Item position entries
══════

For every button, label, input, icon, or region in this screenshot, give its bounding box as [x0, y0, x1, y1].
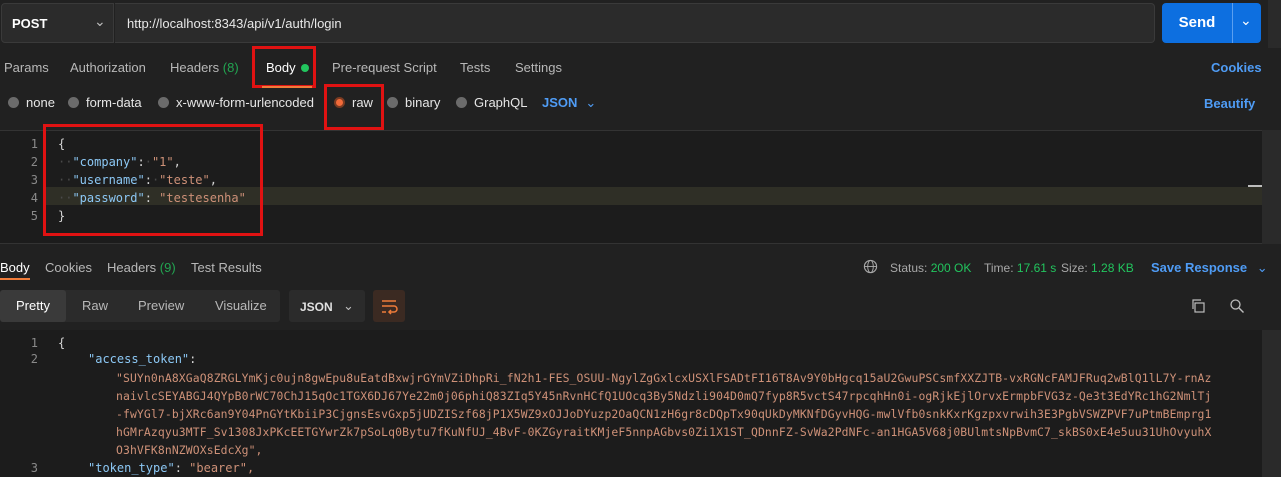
beautify-button[interactable]: Beautify	[1204, 96, 1255, 111]
request-bar: POST ⌄ http://localhost:8343/api/v1/auth…	[0, 0, 1281, 48]
response-format-select[interactable]: JSON ⌄	[289, 290, 365, 322]
json-key: "access_token"	[88, 352, 190, 366]
radio-circle	[456, 97, 467, 108]
search-icon[interactable]	[1229, 298, 1245, 314]
view-preview-button[interactable]: Preview	[138, 290, 184, 322]
view-visualize-button[interactable]: Visualize	[215, 290, 267, 322]
url-input[interactable]: http://localhost:8343/api/v1/auth/login	[115, 3, 1155, 43]
line-number: 3	[30, 461, 38, 475]
response-tab-body[interactable]: Body	[0, 260, 30, 275]
token-line: hGMrAzqyu3MTF_Sv1308JxPKcEETGYwrZk7pSoLq…	[116, 425, 1212, 439]
json-string: "bearer",	[189, 461, 255, 475]
globe-icon[interactable]	[863, 259, 878, 274]
radio-binary-label: binary	[405, 95, 441, 110]
active-tab-underline	[0, 278, 30, 280]
status-label: Status:	[890, 261, 928, 275]
response-tab-body-label: Body	[0, 260, 30, 275]
size-value: 1.28 KB	[1091, 261, 1134, 275]
radio-circle	[8, 97, 19, 108]
response-tab-test-results[interactable]: Test Results	[191, 260, 262, 275]
line-number: 1	[30, 336, 38, 350]
chevron-down-icon: ⌄	[585, 95, 597, 110]
scrollbar[interactable]	[1262, 330, 1281, 477]
view-pretty-button[interactable]: Pretty	[0, 290, 66, 322]
radio-form-data-label: form-data	[86, 95, 142, 110]
save-response-label: Save Response	[1151, 260, 1248, 275]
radio-none-label: none	[26, 95, 55, 110]
send-button[interactable]: Send ⌄	[1162, 3, 1261, 43]
url-value: http://localhost:8343/api/v1/auth/login	[127, 16, 342, 31]
line-number: 4	[30, 191, 38, 205]
response-body-viewer[interactable]: 1 2 3 { "access_token": "SUYn0nA8XGaQ8ZR…	[0, 330, 1262, 477]
tab-pre-request-script[interactable]: Pre-request Script	[332, 60, 437, 75]
status-indicator[interactable]: Status: 200 OK	[890, 261, 971, 275]
json-key: "token_type"	[88, 461, 175, 475]
radio-circle	[68, 97, 79, 108]
line-number: 2	[30, 155, 38, 169]
response-tab-headers-label: Headers	[107, 260, 157, 275]
chevron-down-icon: ⌄	[343, 298, 354, 313]
line-number: 5	[30, 209, 38, 223]
scrollbar[interactable]	[1262, 130, 1281, 244]
response-view-group: Pretty Raw Preview Visualize	[0, 290, 280, 322]
line-number: 2	[30, 352, 38, 366]
send-options-chevron-icon[interactable]: ⌄	[1240, 12, 1252, 29]
headers-count: (9)	[159, 260, 176, 275]
line-number: 3	[30, 173, 38, 187]
token-line: "SUYn0nA8XGaQ8ZRGLYmKjc0ujn8gwEpu8uEatdB…	[116, 371, 1212, 385]
status-value: 200 OK	[930, 261, 972, 275]
code-line: "access_token":	[88, 352, 197, 366]
time-indicator[interactable]: Time: 17.61 s	[984, 261, 1056, 275]
scrollbar[interactable]	[1268, 0, 1281, 48]
tab-params[interactable]: Params	[4, 60, 49, 75]
radio-circle	[158, 97, 169, 108]
response-format-label: JSON	[300, 300, 333, 314]
chevron-down-icon: ⌄	[94, 13, 106, 29]
line-number: 1	[30, 137, 38, 151]
tab-tests[interactable]: Tests	[460, 60, 490, 75]
response-tab-cookies[interactable]: Cookies	[45, 260, 92, 275]
token-line: O3hVFK8nNZWOXsEdcXg",	[116, 443, 263, 457]
size-indicator[interactable]: Size: 1.28 KB	[1061, 261, 1134, 275]
annotation-box-request-body	[43, 124, 263, 236]
copy-icon[interactable]	[1190, 298, 1206, 314]
save-response-button[interactable]: Save Response ⌄	[1151, 260, 1268, 276]
chevron-down-icon: ⌄	[1256, 260, 1268, 275]
response-tab-headers[interactable]: Headers (9)	[107, 260, 176, 275]
open-brace: {	[58, 336, 66, 350]
radio-urlencoded-label: x-www-form-urlencoded	[176, 95, 314, 110]
active-tab-underline	[262, 86, 312, 88]
token-line: naivlcSEYABGJ4QYpB0rWC70ChJ15qOc1TGX6DJ6…	[116, 389, 1212, 403]
tab-settings[interactable]: Settings	[515, 60, 562, 75]
tab-headers-label: Headers	[170, 60, 220, 75]
headers-count: (8)	[222, 60, 239, 75]
cursor-marker	[1248, 185, 1262, 187]
token-line: -fwYGl7-bjXRc6an9Y04PnGYtKbiiP3CjgnsEsvG…	[116, 407, 1212, 421]
cookies-link[interactable]: Cookies	[1211, 60, 1262, 75]
method-select[interactable]: POST ⌄	[1, 3, 114, 43]
radio-circle	[387, 97, 398, 108]
send-divider	[1232, 3, 1233, 43]
annotation-box-body-tab	[252, 46, 316, 88]
wrap-lines-icon	[382, 300, 398, 315]
size-label: Size:	[1061, 261, 1088, 275]
code-line: "token_type": "bearer",	[88, 461, 255, 475]
send-label: Send	[1178, 14, 1216, 31]
method-label: POST	[12, 16, 48, 31]
time-label: Time:	[984, 261, 1014, 275]
language-select[interactable]: JSON ⌄	[542, 95, 596, 111]
time-value: 17.61 s	[1016, 261, 1057, 275]
view-raw-button[interactable]: Raw	[82, 290, 108, 322]
tab-authorization[interactable]: Authorization	[70, 60, 146, 75]
language-label: JSON	[542, 95, 578, 110]
annotation-box-raw	[324, 84, 384, 130]
tab-headers[interactable]: Headers (8)	[170, 60, 239, 75]
wrap-lines-button[interactable]	[373, 290, 405, 322]
radio-graphql-label: GraphQL	[474, 95, 528, 110]
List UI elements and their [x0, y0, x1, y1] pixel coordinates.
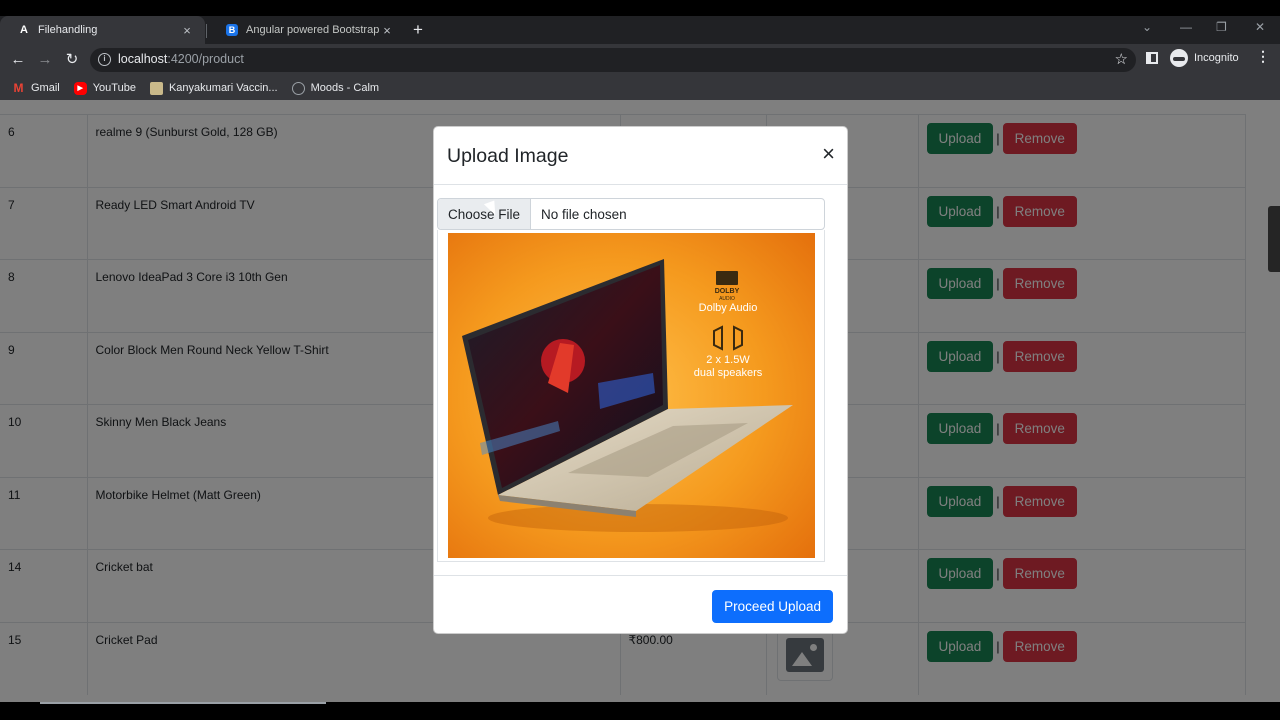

══════

• Given exercise:
Rewrite the listing with "line-number" switched to "gutter-number" everywhere and nothing else changed, and leave the pictures out.

• Task answer:
For every button, label, input, icon, or region in this screenshot, give its bounding box as [x0, y0, x1, y1].
beautify-button[interactable]: Beautify	[1204, 96, 1255, 111]
request-bar: POST ⌄ http://localhost:8343/api/v1/auth…	[0, 0, 1281, 48]
response-format-select[interactable]: JSON ⌄	[289, 290, 365, 322]
json-key: "access_token"	[88, 352, 190, 366]
radio-circle	[456, 97, 467, 108]
search-icon[interactable]	[1229, 298, 1245, 314]
view-preview-button[interactable]: Preview	[138, 290, 184, 322]
view-visualize-button[interactable]: Visualize	[215, 290, 267, 322]
url-input[interactable]: http://localhost:8343/api/v1/auth/login	[115, 3, 1155, 43]
gutter-number: 3	[30, 461, 38, 475]
response-tab-body[interactable]: Body	[0, 260, 30, 275]
token-line: hGMrAzqyu3MTF_Sv1308JxPKcEETGYwrZk7pSoLq…	[116, 425, 1212, 439]
json-string: "bearer",	[189, 461, 255, 475]
globe-icon[interactable]	[863, 259, 878, 274]
radio-binary-label: binary	[405, 95, 441, 110]
active-tab-underline	[0, 278, 30, 280]
status-label: Status:	[890, 261, 928, 275]
response-tab-body-label: Body	[0, 260, 30, 275]
size-value: 1.28 KB	[1091, 261, 1134, 275]
radio-circle	[8, 97, 19, 108]
response-tab-test-results[interactable]: Test Results	[191, 260, 262, 275]
gutter-number: 1	[30, 336, 38, 350]
chevron-down-icon: ⌄	[585, 95, 597, 110]
scrollbar[interactable]	[1262, 330, 1281, 477]
view-pretty-button[interactable]: Pretty	[0, 290, 66, 322]
radio-form-data-label: form-data	[86, 95, 142, 110]
save-response-label: Save Response	[1151, 260, 1248, 275]
radio-none-label: none	[26, 95, 55, 110]
send-button[interactable]: Send ⌄	[1162, 3, 1261, 43]
url-value: http://localhost:8343/api/v1/auth/login	[127, 16, 342, 31]
gutter-number: 4	[30, 191, 38, 205]
response-body-viewer[interactable]: 1 2 3 { "access_token": "SUYn0nA8XGaQ8ZR…	[0, 330, 1262, 477]
tab-pre-request-script[interactable]: Pre-request Script	[332, 60, 437, 75]
status-indicator[interactable]: Status: 200 OK	[890, 261, 971, 275]
json-key: "token_type"	[88, 461, 175, 475]
radio-circle	[68, 97, 79, 108]
gutter-number: 2	[30, 155, 38, 169]
response-tab-headers-label: Headers	[107, 260, 157, 275]
chevron-down-icon: ⌄	[343, 298, 354, 313]
gutter-number: 5	[30, 209, 38, 223]
scrollbar[interactable]	[1262, 130, 1281, 244]
response-view-group: Pretty Raw Preview Visualize	[0, 290, 280, 322]
gutter-number: 2	[30, 352, 38, 366]
send-options-chevron-icon[interactable]: ⌄	[1240, 12, 1252, 29]
headers-count: (9)	[159, 260, 176, 275]
gutter-number: 3	[30, 173, 38, 187]
token-line: "SUYn0nA8XGaQ8ZRGLYmKjc0ujn8gwEpu8uEatdB…	[116, 371, 1212, 385]
status-value: 200 OK	[930, 261, 972, 275]
code-line: "access_token":	[88, 352, 197, 366]
time-indicator[interactable]: Time: 17.61 s	[984, 261, 1056, 275]
scrollbar[interactable]	[1268, 0, 1281, 48]
tab-params[interactable]: Params	[4, 60, 49, 75]
radio-circle	[158, 97, 169, 108]
response-format-label: JSON	[300, 300, 333, 314]
chevron-down-icon: ⌄	[94, 13, 106, 29]
gutter-number: 1	[30, 137, 38, 151]
tab-tests[interactable]: Tests	[460, 60, 490, 75]
response-tab-cookies[interactable]: Cookies	[45, 260, 92, 275]
token-line: O3hVFK8nNZWOXsEdcXg",	[116, 443, 263, 457]
size-indicator[interactable]: Size: 1.28 KB	[1061, 261, 1134, 275]
annotation-box-request-body	[43, 124, 263, 236]
copy-icon[interactable]	[1190, 298, 1206, 314]
save-response-button[interactable]: Save Response ⌄	[1151, 260, 1268, 276]
chevron-down-icon: ⌄	[1256, 260, 1268, 275]
response-tab-headers[interactable]: Headers (9)	[107, 260, 176, 275]
open-brace: {	[58, 336, 66, 350]
radio-urlencoded-label: x-www-form-urlencoded	[176, 95, 314, 110]
active-tab-underline	[262, 86, 312, 88]
token-line: naivlcSEYABGJ4QYpB0rWC70ChJ15qOc1TGX6DJ6…	[116, 389, 1212, 403]
tab-settings[interactable]: Settings	[515, 60, 562, 75]
tab-headers-label: Headers	[170, 60, 220, 75]
headers-count: (8)	[222, 60, 239, 75]
cursor-marker	[1248, 185, 1262, 187]
token-line: -fwYGl7-bjXRc6an9Y04PnGYtKbiiP3CjgnsEsvG…	[116, 407, 1212, 421]
cookies-link[interactable]: Cookies	[1211, 60, 1262, 75]
method-select[interactable]: POST ⌄	[1, 3, 114, 43]
radio-circle	[387, 97, 398, 108]
send-divider	[1232, 3, 1233, 43]
annotation-box-body-tab	[252, 46, 316, 88]
wrap-lines-icon	[382, 300, 398, 315]
size-label: Size:	[1061, 261, 1088, 275]
code-line: "token_type": "bearer",	[88, 461, 255, 475]
send-label: Send	[1178, 14, 1216, 31]
method-label: POST	[12, 16, 48, 31]
time-label: Time:	[984, 261, 1014, 275]
language-select[interactable]: JSON ⌄	[542, 95, 596, 111]
time-value: 17.61 s	[1016, 261, 1057, 275]
view-raw-button[interactable]: Raw	[82, 290, 108, 322]
tab-authorization[interactable]: Authorization	[70, 60, 146, 75]
language-label: JSON	[542, 95, 578, 110]
annotation-box-raw	[324, 84, 384, 130]
tab-headers[interactable]: Headers (8)	[170, 60, 239, 75]
wrap-lines-button[interactable]	[373, 290, 405, 322]
radio-graphql-label: GraphQL	[474, 95, 528, 110]
List UI elements and their [x0, y0, x1, y1] pixel coordinates.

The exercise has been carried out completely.